§ Problem details: Find each line with the string "Ukuran" and report it.

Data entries

■ ■ ■ ■ ■

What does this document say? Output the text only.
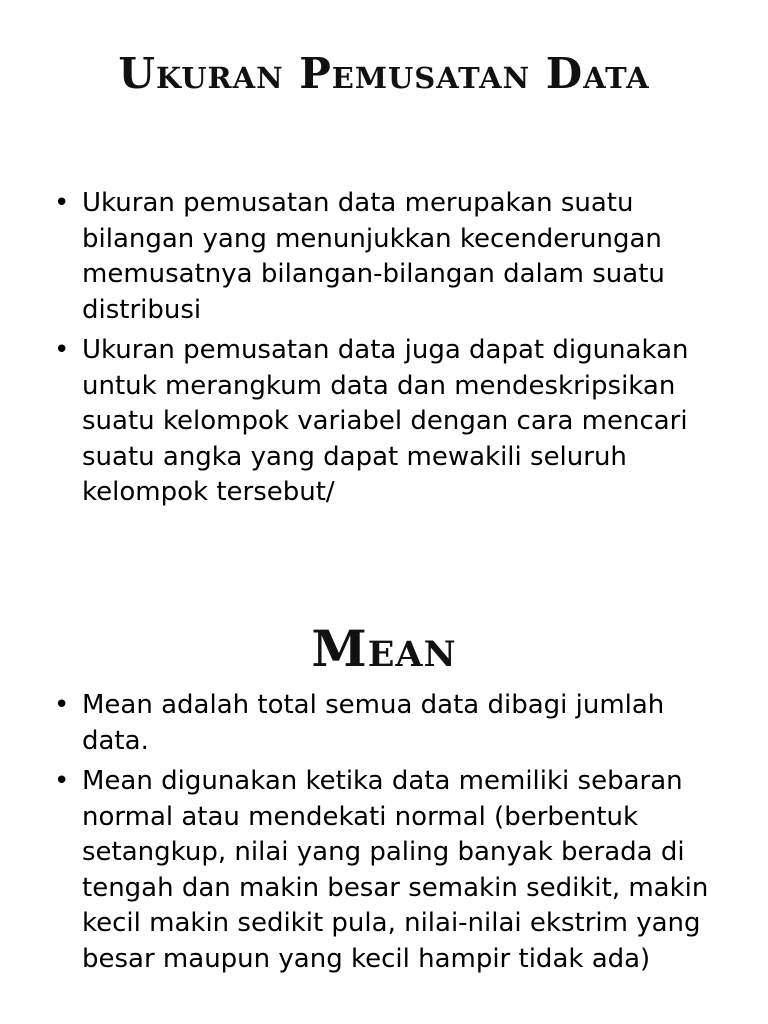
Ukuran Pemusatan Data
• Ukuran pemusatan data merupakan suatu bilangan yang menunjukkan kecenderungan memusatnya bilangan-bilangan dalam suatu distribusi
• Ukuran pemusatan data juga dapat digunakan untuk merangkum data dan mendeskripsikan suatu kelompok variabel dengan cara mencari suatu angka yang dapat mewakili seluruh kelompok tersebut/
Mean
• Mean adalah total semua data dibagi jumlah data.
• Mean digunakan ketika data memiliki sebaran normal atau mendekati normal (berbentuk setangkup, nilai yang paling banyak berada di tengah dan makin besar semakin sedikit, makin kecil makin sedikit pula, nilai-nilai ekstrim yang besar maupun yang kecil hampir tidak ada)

■ ■ ■ ■ ■

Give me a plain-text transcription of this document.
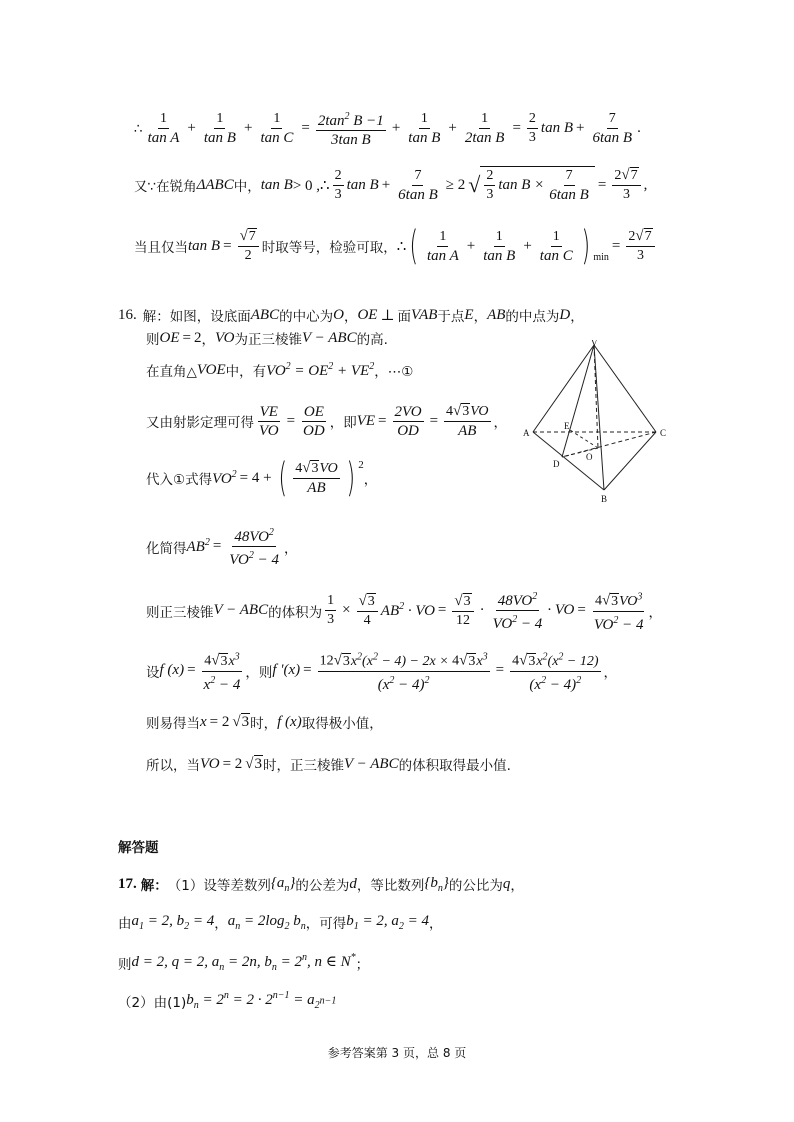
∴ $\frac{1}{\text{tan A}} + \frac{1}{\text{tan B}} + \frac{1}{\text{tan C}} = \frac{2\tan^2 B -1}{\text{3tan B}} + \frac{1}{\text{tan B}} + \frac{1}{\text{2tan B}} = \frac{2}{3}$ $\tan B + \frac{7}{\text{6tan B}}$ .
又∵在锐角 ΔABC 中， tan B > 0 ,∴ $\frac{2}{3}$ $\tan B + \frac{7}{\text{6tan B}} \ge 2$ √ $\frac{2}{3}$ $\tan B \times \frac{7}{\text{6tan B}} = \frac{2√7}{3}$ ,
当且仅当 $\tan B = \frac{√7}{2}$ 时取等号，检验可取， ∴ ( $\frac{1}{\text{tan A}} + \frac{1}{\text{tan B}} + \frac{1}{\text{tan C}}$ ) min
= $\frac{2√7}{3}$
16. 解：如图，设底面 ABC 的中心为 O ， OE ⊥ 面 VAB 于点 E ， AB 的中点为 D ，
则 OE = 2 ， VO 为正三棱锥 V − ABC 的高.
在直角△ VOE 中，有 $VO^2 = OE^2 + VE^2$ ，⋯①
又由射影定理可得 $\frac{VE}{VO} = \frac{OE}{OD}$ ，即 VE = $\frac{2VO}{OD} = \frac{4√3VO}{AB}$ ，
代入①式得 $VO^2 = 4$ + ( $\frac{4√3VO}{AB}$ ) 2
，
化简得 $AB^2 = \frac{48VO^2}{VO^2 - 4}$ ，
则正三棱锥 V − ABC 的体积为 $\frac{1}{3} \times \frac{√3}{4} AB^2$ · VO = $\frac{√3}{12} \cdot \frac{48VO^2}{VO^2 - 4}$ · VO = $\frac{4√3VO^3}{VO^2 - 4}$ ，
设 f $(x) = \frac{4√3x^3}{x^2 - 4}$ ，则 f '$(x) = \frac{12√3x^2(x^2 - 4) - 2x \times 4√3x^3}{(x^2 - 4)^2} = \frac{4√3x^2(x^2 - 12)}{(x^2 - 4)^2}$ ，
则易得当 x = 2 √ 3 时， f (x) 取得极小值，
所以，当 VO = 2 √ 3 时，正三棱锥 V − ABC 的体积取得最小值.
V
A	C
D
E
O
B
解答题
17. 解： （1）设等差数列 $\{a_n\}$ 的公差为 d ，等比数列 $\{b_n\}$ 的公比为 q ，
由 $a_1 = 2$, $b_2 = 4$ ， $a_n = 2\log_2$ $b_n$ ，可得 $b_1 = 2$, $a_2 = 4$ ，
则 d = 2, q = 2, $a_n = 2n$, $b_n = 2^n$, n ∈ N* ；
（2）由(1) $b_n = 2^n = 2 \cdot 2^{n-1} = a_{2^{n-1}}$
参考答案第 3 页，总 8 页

■ ■ ■ ■ ■

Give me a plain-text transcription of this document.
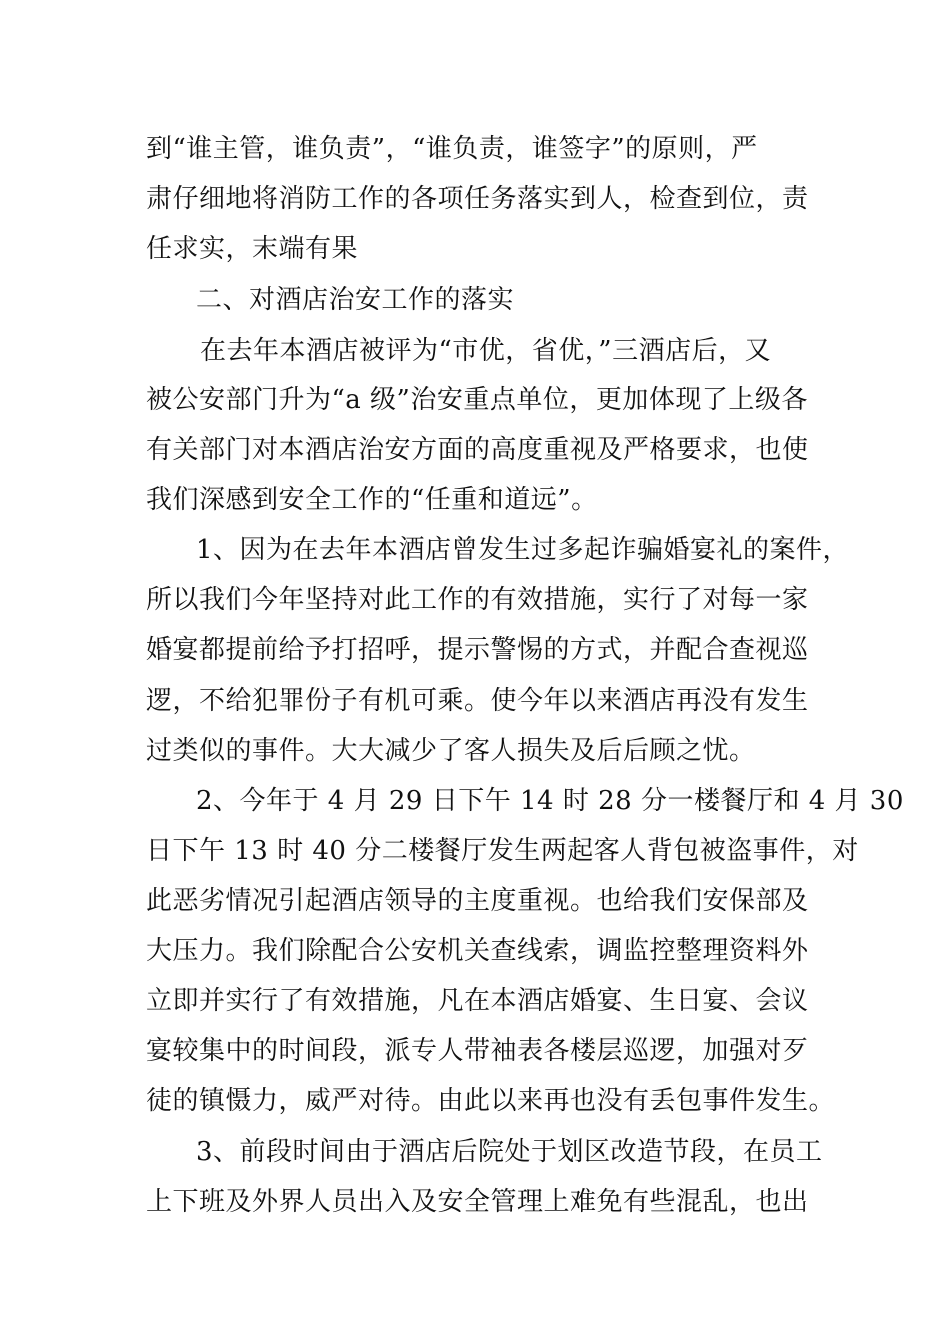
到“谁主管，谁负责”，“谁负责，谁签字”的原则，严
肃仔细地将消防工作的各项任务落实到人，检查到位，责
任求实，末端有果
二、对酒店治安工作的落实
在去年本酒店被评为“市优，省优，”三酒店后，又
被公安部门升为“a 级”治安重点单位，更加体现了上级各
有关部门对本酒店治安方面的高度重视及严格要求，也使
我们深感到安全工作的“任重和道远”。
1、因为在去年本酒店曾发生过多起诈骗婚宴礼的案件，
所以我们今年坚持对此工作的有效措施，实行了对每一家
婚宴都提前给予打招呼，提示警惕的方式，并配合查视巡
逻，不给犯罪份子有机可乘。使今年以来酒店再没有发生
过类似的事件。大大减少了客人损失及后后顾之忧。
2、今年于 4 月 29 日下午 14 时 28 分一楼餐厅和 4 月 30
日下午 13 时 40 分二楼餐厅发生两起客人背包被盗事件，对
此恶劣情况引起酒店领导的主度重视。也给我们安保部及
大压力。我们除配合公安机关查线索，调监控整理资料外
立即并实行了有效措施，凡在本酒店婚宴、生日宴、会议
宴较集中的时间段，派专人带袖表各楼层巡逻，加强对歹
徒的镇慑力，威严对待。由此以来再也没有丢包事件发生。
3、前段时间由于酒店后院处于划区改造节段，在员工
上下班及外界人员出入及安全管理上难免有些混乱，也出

■ ■ ■ ■ ■

§ Response:
Ukuran Pemusatan Data
• Ukuran pemusatan data merupakan suatu bilangan yang menunjukkan kecenderungan memusatnya bilangan-bilangan dalam suatu distribusi
• Ukuran pemusatan data juga dapat digunakan untuk merangkum data dan mendeskripsikan suatu kelompok variabel dengan cara mencari suatu angka yang dapat mewakili seluruh kelompok tersebut/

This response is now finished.